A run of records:
-=-=-=-=-

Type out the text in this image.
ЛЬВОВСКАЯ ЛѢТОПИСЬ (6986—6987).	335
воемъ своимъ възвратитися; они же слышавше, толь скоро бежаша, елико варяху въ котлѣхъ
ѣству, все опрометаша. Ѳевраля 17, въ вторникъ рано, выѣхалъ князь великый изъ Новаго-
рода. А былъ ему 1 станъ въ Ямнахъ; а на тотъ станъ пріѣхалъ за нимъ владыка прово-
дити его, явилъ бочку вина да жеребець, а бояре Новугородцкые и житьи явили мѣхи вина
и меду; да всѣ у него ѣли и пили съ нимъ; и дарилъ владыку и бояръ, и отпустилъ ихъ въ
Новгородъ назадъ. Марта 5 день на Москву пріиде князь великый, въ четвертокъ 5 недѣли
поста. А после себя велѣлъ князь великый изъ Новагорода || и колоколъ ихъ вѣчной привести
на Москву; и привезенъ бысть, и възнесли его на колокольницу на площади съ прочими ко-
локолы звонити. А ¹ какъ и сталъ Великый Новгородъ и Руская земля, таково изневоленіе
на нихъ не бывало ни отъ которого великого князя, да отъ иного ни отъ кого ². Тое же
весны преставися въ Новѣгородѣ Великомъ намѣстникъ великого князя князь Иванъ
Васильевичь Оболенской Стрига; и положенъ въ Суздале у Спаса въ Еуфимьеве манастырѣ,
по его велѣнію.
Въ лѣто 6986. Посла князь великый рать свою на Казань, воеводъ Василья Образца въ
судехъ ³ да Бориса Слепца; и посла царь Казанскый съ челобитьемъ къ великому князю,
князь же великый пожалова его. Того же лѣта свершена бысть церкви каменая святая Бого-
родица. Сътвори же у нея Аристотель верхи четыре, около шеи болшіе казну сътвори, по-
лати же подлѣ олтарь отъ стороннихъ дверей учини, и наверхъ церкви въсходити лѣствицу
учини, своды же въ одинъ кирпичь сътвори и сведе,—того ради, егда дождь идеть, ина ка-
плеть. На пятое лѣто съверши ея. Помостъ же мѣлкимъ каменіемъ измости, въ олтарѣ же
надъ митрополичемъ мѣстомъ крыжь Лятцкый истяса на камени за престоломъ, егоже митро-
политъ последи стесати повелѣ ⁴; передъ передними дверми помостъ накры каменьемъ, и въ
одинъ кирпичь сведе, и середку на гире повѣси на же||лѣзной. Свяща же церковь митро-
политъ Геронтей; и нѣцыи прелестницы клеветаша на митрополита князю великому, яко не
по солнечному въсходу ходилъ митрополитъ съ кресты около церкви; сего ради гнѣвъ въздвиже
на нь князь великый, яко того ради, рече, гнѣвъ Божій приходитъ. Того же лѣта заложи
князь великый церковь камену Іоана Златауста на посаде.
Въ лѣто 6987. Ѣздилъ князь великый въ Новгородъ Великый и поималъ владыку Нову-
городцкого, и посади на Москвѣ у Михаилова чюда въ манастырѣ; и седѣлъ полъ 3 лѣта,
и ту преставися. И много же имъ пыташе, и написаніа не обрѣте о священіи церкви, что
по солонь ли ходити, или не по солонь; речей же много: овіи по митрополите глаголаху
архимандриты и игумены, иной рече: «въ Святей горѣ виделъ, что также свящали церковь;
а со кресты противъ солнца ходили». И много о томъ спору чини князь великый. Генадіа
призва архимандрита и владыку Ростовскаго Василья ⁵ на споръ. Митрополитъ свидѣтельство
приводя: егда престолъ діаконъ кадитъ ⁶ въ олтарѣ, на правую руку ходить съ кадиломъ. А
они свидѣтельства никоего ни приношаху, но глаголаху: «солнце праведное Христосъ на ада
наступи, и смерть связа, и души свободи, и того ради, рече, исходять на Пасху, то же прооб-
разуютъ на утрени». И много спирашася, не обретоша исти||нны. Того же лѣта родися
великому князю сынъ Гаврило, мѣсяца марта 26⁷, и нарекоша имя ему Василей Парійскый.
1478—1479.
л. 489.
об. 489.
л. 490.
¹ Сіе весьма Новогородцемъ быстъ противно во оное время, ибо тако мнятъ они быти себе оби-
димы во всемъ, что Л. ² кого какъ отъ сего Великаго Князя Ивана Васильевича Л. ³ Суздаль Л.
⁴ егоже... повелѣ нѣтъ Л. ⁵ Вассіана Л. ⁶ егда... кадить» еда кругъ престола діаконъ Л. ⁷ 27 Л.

-=-=-=-=-

## Directions
Reproduce the records word for word.

## Completed exercise
Type out the text in this image.
ЛЬВОВСКАЯ ЛѢТОПИСЬ (6986—6987).	335
воемъ своимъ възвратитися; они же слышавше, толь скоро бежаша, елико варяху въ котлѣхъ
ѣству, все опрометаша. Ѳевраля 17, въ вторникъ рано, выѣхалъ князь великый изъ Новаго-
рода. А былъ ему 1 станъ въ Ямнахъ; а на тотъ станъ пріѣхалъ за нимъ владыка прово-
дити его, явилъ бочку вина да жеребець, а бояре Новугородцкые и житьи явили мѣхи вина
и меду; да всѣ у него ѣли и пили съ нимъ; и дарилъ владыку и бояръ, и отпустилъ ихъ въ
Новгородъ назадъ. Марта 5 день на Москву пріиде князь великый, въ четвертокъ 5 недѣли
поста. А после себя велѣлъ князь великый изъ Новагорода || и колоколъ ихъ вѣчной привести
на Москву; и привезенъ бысть, и възнесли его на колокольницу на площади съ прочими ко-
локолы звонити. А ¹ какъ и сталъ Великый Новгородъ и Руская земля, таково изневоленіе
на нихъ не бывало ни отъ которого великого князя, да отъ иного ни отъ кого ². Тое же
весны преставися въ Новѣгородѣ Великомъ намѣстникъ великого князя князь Иванъ
Васильевичь Оболенской Стрига; и положенъ въ Суздале у Спаса въ Еуфимьеве манастырѣ,
по его велѣнію.
Въ лѣто 6986. Посла князь великый рать свою на Казань, воеводъ Василья Образца въ
судехъ ³ да Бориса Слепца; и посла царь Казанскый съ челобитьемъ къ великому князю,
князь же великый пожалова его. Того же лѣта свершена бысть церкви каменая святая Бого-
родица. Сътвори же у нея Аристотель верхи четыре, около шеи болшіе казну сътвори, по-
лати же подлѣ олтарь отъ стороннихъ дверей учини, и наверхъ церкви въсходити лѣствицу
учини, своды же въ одинъ кирпичь сътвори и сведе,—того ради, егда дождь идеть, ина ка-
плеть. На пятое лѣто съверши ея. Помостъ же мѣлкимъ каменіемъ измости, въ олтарѣ же
надъ митрополичемъ мѣстомъ крыжь Лятцкый истяса на камени за престоломъ, егоже митро-
политъ последи стесати повелѣ ⁴; передъ передними дверми помостъ накры каменьемъ, и въ
одинъ кирпичь сведе, и середку на гире повѣси на же||лѣзной. Свяща же церковь митро-
политъ Геронтей; и нѣцыи прелестницы клеветаша на митрополита князю великому, яко не
по солнечному въсходу ходилъ митрополитъ съ кресты около церкви; сего ради гнѣвъ въздвиже
на нь князь великый, яко того ради, рече, гнѣвъ Божій приходитъ. Того же лѣта заложи
князь великый церковь камену Іоана Златауста на посаде.
Въ лѣто 6987. Ѣздилъ князь великый въ Новгородъ Великый и поималъ владыку Нову-
городцкого, и посади на Москвѣ у Михаилова чюда въ манастырѣ; и седѣлъ полъ 3 лѣта,
и ту преставися. И много же имъ пыташе, и написаніа не обрѣте о священіи церкви, что
по солонь ли ходити, или не по солонь; речей же много: овіи по митрополите глаголаху
архимандриты и игумены, иной рече: «въ Святей горѣ виделъ, что также свящали церковь;
а со кресты противъ солнца ходили». И много о томъ спору чини князь великый. Генадіа
призва архимандрита и владыку Ростовскаго Василья ⁵ на споръ. Митрополитъ свидѣтельство
приводя: егда престолъ діаконъ кадитъ ⁶ въ олтарѣ, на правую руку ходить съ кадиломъ. А
они свидѣтельства никоего ни приношаху, но глаголаху: «солнце праведное Христосъ на ада
наступи, и смерть связа, и души свободи, и того ради, рече, исходять на Пасху, то же прооб-
разуютъ на утрени». И много спирашася, не обретоша исти||нны. Того же лѣта родися
великому князю сынъ Гаврило, мѣсяца марта 26⁷, и нарекоша имя ему Василей Парійскый.
1478—1479.
л. 489.
об. 489.
л. 490.
¹ Сіе весьма Новогородцемъ быстъ противно во оное время, ибо тако мнятъ они быти себе оби-
димы во всемъ, что Л. ² кого какъ отъ сего Великаго Князя Ивана Васильевича Л. ³ Суздаль Л.
⁴ егоже... повелѣ нѣтъ Л. ⁵ Вассіана Л. ⁶ егда... кадить» еда кругъ престола діаконъ Л. ⁷ 27 Л.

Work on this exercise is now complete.